● EXERCISE AIM
Go through the entries below and collect each line with the string "совместителей" in it.

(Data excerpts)

----------

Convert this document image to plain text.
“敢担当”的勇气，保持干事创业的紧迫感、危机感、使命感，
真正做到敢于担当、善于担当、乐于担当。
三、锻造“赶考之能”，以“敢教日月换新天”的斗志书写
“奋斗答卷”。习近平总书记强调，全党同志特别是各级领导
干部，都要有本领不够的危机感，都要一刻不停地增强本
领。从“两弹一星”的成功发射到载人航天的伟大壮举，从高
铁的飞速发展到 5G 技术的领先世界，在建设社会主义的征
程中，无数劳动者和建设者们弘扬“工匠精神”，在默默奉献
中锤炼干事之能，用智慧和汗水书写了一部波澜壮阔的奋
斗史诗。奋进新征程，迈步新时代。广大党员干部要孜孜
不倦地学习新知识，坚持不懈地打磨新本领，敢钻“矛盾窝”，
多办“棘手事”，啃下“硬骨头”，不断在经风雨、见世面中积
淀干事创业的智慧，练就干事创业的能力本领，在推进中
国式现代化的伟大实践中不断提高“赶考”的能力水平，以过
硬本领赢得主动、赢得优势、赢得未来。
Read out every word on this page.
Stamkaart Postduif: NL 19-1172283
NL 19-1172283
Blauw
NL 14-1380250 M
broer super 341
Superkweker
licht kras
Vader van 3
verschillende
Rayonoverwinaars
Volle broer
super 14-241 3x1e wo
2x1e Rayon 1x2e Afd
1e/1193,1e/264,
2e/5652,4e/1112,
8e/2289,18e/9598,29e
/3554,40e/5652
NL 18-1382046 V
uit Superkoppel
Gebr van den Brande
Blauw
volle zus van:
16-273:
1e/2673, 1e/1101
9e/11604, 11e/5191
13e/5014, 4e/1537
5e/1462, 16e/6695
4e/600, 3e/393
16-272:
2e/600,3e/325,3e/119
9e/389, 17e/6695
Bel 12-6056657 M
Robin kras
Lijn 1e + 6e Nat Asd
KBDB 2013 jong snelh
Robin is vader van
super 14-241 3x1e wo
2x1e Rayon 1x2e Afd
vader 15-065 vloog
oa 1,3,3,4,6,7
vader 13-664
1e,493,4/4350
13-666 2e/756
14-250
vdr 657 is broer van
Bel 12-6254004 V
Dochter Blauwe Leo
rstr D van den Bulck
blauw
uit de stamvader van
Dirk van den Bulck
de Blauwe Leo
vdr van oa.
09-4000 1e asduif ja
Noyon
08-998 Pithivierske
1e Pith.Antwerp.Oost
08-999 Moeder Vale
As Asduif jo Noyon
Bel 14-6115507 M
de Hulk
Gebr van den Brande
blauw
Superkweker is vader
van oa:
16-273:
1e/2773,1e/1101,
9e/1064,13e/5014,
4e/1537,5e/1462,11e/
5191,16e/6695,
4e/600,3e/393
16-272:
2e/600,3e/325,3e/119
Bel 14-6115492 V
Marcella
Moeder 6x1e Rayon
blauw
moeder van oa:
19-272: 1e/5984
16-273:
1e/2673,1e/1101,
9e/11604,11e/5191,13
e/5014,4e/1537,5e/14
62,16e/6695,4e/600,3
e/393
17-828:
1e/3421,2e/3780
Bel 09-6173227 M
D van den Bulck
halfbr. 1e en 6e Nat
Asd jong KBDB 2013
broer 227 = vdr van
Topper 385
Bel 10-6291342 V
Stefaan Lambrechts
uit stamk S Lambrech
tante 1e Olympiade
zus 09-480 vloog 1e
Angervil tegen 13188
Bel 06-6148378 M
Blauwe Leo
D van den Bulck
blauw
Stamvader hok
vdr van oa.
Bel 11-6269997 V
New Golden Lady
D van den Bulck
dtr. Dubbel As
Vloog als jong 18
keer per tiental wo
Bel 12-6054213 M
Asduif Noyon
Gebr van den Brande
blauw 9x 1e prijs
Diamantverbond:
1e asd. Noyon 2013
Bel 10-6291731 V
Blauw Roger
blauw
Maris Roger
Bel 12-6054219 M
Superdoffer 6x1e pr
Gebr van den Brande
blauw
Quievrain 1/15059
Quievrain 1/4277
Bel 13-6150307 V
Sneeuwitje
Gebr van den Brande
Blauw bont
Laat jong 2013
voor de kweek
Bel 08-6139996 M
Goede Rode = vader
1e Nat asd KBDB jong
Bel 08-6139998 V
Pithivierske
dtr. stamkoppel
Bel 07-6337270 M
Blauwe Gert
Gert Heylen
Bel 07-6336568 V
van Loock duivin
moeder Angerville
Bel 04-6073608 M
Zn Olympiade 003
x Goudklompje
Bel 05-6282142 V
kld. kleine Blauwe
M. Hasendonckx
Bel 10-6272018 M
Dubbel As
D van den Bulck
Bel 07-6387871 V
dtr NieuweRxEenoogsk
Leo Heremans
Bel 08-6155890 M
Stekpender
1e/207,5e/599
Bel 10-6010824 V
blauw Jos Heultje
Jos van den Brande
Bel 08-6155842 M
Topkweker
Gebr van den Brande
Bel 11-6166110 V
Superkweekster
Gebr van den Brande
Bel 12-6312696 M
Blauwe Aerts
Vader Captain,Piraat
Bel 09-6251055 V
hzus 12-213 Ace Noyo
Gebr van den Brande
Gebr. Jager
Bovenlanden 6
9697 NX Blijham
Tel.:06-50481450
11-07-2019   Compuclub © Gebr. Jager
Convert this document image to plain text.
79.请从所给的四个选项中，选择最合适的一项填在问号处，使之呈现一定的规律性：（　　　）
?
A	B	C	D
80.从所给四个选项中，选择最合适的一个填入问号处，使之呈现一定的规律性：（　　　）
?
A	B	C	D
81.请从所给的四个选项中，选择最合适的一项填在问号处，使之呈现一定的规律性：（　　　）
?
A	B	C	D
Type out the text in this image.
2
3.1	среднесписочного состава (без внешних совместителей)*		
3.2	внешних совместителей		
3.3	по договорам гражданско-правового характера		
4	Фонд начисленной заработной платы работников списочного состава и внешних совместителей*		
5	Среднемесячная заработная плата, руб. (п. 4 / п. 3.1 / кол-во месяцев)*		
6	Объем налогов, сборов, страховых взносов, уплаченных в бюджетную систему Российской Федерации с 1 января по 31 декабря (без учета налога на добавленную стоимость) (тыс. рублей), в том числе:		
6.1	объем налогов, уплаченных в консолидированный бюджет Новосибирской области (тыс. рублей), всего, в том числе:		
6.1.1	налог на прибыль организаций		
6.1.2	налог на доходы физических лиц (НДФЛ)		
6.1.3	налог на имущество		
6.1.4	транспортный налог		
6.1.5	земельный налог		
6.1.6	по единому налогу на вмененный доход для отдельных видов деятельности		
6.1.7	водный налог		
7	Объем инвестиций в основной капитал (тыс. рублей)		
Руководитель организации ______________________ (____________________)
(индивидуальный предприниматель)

----------

● FINAL RESULT
3.1	среднесписочного состава (без внешних совместителей)*		
3.2	внешних совместителей		
4	Фонд начисленной заработной платы работников списочного состава и внешних совместителей*		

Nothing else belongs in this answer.